WHAT YOU WILL DO ▸
Please return the full listing below without altering anything.

STORED ROWS ▸
>>>

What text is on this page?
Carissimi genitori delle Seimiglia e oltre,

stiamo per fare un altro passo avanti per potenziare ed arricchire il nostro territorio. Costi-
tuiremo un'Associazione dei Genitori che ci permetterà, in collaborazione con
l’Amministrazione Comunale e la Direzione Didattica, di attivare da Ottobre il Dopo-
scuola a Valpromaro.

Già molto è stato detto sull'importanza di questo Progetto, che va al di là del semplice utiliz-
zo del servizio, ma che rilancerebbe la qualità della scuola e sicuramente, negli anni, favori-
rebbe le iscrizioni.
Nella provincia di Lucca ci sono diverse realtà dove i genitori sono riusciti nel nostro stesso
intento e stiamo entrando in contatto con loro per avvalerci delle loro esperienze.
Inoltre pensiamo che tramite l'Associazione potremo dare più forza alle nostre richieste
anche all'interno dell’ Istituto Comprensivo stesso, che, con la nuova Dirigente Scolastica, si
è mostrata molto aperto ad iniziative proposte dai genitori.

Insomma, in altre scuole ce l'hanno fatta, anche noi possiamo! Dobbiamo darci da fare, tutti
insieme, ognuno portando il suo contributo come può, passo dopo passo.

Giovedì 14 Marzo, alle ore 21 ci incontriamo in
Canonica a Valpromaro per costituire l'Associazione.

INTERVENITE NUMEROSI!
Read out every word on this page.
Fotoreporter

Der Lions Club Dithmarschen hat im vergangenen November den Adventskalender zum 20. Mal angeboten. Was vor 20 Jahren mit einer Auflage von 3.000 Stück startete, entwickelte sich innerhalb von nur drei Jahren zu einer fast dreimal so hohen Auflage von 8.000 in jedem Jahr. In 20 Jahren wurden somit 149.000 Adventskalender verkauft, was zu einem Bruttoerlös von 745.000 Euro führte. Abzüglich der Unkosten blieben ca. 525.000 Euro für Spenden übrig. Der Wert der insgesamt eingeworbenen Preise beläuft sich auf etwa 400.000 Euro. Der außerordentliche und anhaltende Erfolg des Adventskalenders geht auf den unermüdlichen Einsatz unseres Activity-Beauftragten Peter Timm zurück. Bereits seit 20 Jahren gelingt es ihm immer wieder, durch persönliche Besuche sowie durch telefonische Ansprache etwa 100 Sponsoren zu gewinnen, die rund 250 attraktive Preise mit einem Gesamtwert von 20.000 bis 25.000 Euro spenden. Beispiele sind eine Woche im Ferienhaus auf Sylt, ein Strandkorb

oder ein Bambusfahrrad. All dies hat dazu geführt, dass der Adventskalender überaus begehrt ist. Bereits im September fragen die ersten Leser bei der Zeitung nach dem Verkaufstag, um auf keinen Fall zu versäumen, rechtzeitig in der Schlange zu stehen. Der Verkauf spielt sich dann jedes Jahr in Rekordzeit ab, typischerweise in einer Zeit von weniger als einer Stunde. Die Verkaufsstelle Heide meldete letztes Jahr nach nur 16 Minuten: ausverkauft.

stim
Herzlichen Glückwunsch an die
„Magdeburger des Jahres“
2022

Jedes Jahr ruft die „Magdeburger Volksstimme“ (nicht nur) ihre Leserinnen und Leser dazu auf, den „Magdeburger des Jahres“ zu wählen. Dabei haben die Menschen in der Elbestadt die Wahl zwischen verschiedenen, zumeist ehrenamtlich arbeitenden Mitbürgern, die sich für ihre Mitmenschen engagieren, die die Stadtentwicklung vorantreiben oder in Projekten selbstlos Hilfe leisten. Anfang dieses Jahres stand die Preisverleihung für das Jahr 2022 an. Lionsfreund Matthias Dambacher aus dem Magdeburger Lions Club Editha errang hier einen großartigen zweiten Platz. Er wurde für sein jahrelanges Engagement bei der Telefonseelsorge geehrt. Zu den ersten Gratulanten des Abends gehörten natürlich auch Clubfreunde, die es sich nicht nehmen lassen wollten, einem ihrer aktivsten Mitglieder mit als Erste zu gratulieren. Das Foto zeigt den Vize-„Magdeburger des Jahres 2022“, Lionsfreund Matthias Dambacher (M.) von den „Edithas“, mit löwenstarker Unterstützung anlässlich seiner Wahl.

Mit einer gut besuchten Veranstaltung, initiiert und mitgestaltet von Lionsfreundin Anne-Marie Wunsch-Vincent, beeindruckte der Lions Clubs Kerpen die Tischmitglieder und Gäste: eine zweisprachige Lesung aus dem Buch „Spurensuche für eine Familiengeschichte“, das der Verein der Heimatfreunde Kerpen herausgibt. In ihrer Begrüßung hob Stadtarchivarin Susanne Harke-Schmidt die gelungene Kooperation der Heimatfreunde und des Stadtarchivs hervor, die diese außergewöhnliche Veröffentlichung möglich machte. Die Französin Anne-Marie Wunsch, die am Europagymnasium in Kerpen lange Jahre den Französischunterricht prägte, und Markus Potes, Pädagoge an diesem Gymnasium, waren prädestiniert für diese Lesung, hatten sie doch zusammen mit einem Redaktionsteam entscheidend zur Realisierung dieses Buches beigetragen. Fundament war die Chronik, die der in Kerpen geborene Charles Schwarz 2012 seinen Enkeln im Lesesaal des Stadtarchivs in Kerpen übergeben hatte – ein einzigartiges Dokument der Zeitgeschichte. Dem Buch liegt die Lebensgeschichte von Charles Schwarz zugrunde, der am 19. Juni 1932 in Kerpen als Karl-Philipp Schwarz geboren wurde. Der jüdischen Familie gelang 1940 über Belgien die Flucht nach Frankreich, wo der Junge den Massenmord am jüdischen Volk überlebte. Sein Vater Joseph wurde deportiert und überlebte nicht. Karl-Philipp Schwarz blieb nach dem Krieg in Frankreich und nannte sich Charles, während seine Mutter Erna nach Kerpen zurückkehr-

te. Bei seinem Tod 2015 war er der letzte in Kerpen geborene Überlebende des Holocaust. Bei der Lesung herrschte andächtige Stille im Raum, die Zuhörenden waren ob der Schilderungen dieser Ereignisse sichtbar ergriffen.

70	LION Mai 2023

<<<

WRITTEN ANSWER ▸
What text is on this page?
Carissimi genitori delle Seimiglia e oltre,

stiamo per fare un altro passo avanti per potenziare ed arricchire il nostro territorio. Costi-
tuiremo un'Associazione dei Genitori che ci permetterà, in collaborazione con
l’Amministrazione Comunale e la Direzione Didattica, di attivare da Ottobre il Dopo-
scuola a Valpromaro.

Già molto è stato detto sull'importanza di questo Progetto, che va al di là del semplice utiliz-
zo del servizio, ma che rilancerebbe la qualità della scuola e sicuramente, negli anni, favori-
rebbe le iscrizioni.
Nella provincia di Lucca ci sono diverse realtà dove i genitori sono riusciti nel nostro stesso
intento e stiamo entrando in contatto con loro per avvalerci delle loro esperienze.
Inoltre pensiamo che tramite l'Associazione potremo dare più forza alle nostre richieste
anche all'interno dell’ Istituto Comprensivo stesso, che, con la nuova Dirigente Scolastica, si
è mostrata molto aperto ad iniziative proposte dai genitori.

Insomma, in altre scuole ce l'hanno fatta, anche noi possiamo! Dobbiamo darci da fare, tutti
insieme, ognuno portando il suo contributo come può, passo dopo passo.

Giovedì 14 Marzo, alle ore 21 ci incontriamo in
Canonica a Valpromaro per costituire l'Associazione.

INTERVENITE NUMEROSI!
Read out every word on this page.
Fotoreporter

Der Lions Club Dithmarschen hat im vergangenen November den Adventskalender zum 20. Mal angeboten. Was vor 20 Jahren mit einer Auflage von 3.000 Stück startete, entwickelte sich innerhalb von nur drei Jahren zu einer fast dreimal so hohen Auflage von 8.000 in jedem Jahr. In 20 Jahren wurden somit 149.000 Adventskalender verkauft, was zu einem Bruttoerlös von 745.000 Euro führte. Abzüglich der Unkosten blieben ca. 525.000 Euro für Spenden übrig. Der Wert der insgesamt eingeworbenen Preise beläuft sich auf etwa 400.000 Euro. Der außerordentliche und anhaltende Erfolg des Adventskalenders geht auf den unermüdlichen Einsatz unseres Activity-Beauftragten Peter Timm zurück. Bereits seit 20 Jahren gelingt es ihm immer wieder, durch persönliche Besuche sowie durch telefonische Ansprache etwa 100 Sponsoren zu gewinnen, die rund 250 attraktive Preise mit einem Gesamtwert von 20.000 bis 25.000 Euro spenden. Beispiele sind eine Woche im Ferienhaus auf Sylt, ein Strandkorb

oder ein Bambusfahrrad. All dies hat dazu geführt, dass der Adventskalender überaus begehrt ist. Bereits im September fragen die ersten Leser bei der Zeitung nach dem Verkaufstag, um auf keinen Fall zu versäumen, rechtzeitig in der Schlange zu stehen. Der Verkauf spielt sich dann jedes Jahr in Rekordzeit ab, typischerweise in einer Zeit von weniger als einer Stunde. Die Verkaufsstelle Heide meldete letztes Jahr nach nur 16 Minuten: ausverkauft.

stim
Herzlichen Glückwunsch an die
„Magdeburger des Jahres“
2022

Jedes Jahr ruft die „Magdeburger Volksstimme“ (nicht nur) ihre Leserinnen und Leser dazu auf, den „Magdeburger des Jahres“ zu wählen. Dabei haben die Menschen in der Elbestadt die Wahl zwischen verschiedenen, zumeist ehrenamtlich arbeitenden Mitbürgern, die sich für ihre Mitmenschen engagieren, die die Stadtentwicklung vorantreiben oder in Projekten selbstlos Hilfe leisten. Anfang dieses Jahres stand die Preisverleihung für das Jahr 2022 an. Lionsfreund Matthias Dambacher aus dem Magdeburger Lions Club Editha errang hier einen großartigen zweiten Platz. Er wurde für sein jahrelanges Engagement bei der Telefonseelsorge geehrt. Zu den ersten Gratulanten des Abends gehörten natürlich auch Clubfreunde, die es sich nicht nehmen lassen wollten, einem ihrer aktivsten Mitglieder mit als Erste zu gratulieren. Das Foto zeigt den Vize-„Magdeburger des Jahres 2022“, Lionsfreund Matthias Dambacher (M.) von den „Edithas“, mit löwenstarker Unterstützung anlässlich seiner Wahl.

Mit einer gut besuchten Veranstaltung, initiiert und mitgestaltet von Lionsfreundin Anne-Marie Wunsch-Vincent, beeindruckte der Lions Clubs Kerpen die Tischmitglieder und Gäste: eine zweisprachige Lesung aus dem Buch „Spurensuche für eine Familiengeschichte“, das der Verein der Heimatfreunde Kerpen herausgibt. In ihrer Begrüßung hob Stadtarchivarin Susanne Harke-Schmidt die gelungene Kooperation der Heimatfreunde und des Stadtarchivs hervor, die diese außergewöhnliche Veröffentlichung möglich machte. Die Französin Anne-Marie Wunsch, die am Europagymnasium in Kerpen lange Jahre den Französischunterricht prägte, und Markus Potes, Pädagoge an diesem Gymnasium, waren prädestiniert für diese Lesung, hatten sie doch zusammen mit einem Redaktionsteam entscheidend zur Realisierung dieses Buches beigetragen. Fundament war die Chronik, die der in Kerpen geborene Charles Schwarz 2012 seinen Enkeln im Lesesaal des Stadtarchivs in Kerpen übergeben hatte – ein einzigartiges Dokument der Zeitgeschichte. Dem Buch liegt die Lebensgeschichte von Charles Schwarz zugrunde, der am 19. Juni 1932 in Kerpen als Karl-Philipp Schwarz geboren wurde. Der jüdischen Familie gelang 1940 über Belgien die Flucht nach Frankreich, wo der Junge den Massenmord am jüdischen Volk überlebte. Sein Vater Joseph wurde deportiert und überlebte nicht. Karl-Philipp Schwarz blieb nach dem Krieg in Frankreich und nannte sich Charles, während seine Mutter Erna nach Kerpen zurückkehr-

te. Bei seinem Tod 2015 war er der letzte in Kerpen geborene Überlebende des Holocaust. Bei der Lesung herrschte andächtige Stille im Raum, die Zuhörenden waren ob der Schilderungen dieser Ereignisse sichtbar ergriffen.

70	LION Mai 2023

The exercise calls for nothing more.